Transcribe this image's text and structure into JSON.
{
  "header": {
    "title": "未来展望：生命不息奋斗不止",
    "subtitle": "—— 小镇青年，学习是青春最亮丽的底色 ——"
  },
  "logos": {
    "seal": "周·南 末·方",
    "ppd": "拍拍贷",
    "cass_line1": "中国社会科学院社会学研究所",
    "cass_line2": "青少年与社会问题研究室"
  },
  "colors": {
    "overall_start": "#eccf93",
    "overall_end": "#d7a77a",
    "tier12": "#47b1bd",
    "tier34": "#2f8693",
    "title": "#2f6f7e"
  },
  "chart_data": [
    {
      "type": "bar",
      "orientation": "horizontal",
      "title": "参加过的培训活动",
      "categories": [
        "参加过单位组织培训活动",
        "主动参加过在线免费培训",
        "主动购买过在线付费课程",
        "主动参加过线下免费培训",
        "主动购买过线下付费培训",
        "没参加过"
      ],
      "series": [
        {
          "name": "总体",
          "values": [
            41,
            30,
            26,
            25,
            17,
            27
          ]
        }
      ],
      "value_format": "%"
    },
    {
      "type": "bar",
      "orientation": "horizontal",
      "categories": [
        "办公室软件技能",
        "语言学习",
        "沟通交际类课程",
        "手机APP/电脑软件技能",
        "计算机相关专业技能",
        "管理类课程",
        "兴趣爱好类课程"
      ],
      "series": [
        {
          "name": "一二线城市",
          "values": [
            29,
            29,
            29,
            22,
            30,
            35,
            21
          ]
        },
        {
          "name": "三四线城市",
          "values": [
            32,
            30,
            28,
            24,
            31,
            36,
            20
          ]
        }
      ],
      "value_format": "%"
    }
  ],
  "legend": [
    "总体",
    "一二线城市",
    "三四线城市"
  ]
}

# # # #

Restate the records, all of them, precisely as written.

■ **IN RESPONSE**
Transcribe this image's text and structure into JSON.
{
  "header": {
    "title": "未来展望：生命不息奋斗不止",
    "subtitle": "—— 小镇青年，学习是青春最亮丽的底色 ——"
  },
  "logos": {
    "seal": "周·南 末·方",
    "ppd": "拍拍贷",
    "cass_line1": "中国社会科学院社会学研究所",
    "cass_line2": "青少年与社会问题研究室"
  },
  "colors": {
    "overall_start": "#eccf93",
    "overall_end": "#d7a77a",
    "tier12": "#47b1bd",
    "tier34": "#2f8693",
    "title": "#2f6f7e"
  },
  "chart_data": [
    {
      "type": "bar",
      "orientation": "horizontal",
      "title": "参加过的培训活动",
      "categories": [
        "参加过单位组织培训活动",
        "主动参加过在线免费培训",
        "主动购买过在线付费课程",
        "主动参加过线下免费培训",
        "主动购买过线下付费培训",
        "没参加过"
      ],
      "series": [
        {
          "name": "总体",
          "values": [
            41,
            30,
            26,
            25,
            17,
            27
          ]
        }
      ],
      "value_format": "%"
    },
    {
      "type": "bar",
      "orientation": "horizontal",
      "categories": [
        "办公室软件技能",
        "语言学习",
        "沟通交际类课程",
        "手机APP/电脑软件技能",
        "计算机相关专业技能",
        "管理类课程",
        "兴趣爱好类课程"
      ],
      "series": [
        {
          "name": "一二线城市",
          "values": [
            29,
            29,
            29,
            22,
            30,
            35,
            21
          ]
        },
        {
          "name": "三四线城市",
          "values": [
            32,
            30,
            28,
            24,
            31,
            36,
            20
          ]
        }
      ],
      "value_format": "%"
    }
  ],
  "legend": [
    "总体",
    "一二线城市",
    "三四线城市"
  ]
}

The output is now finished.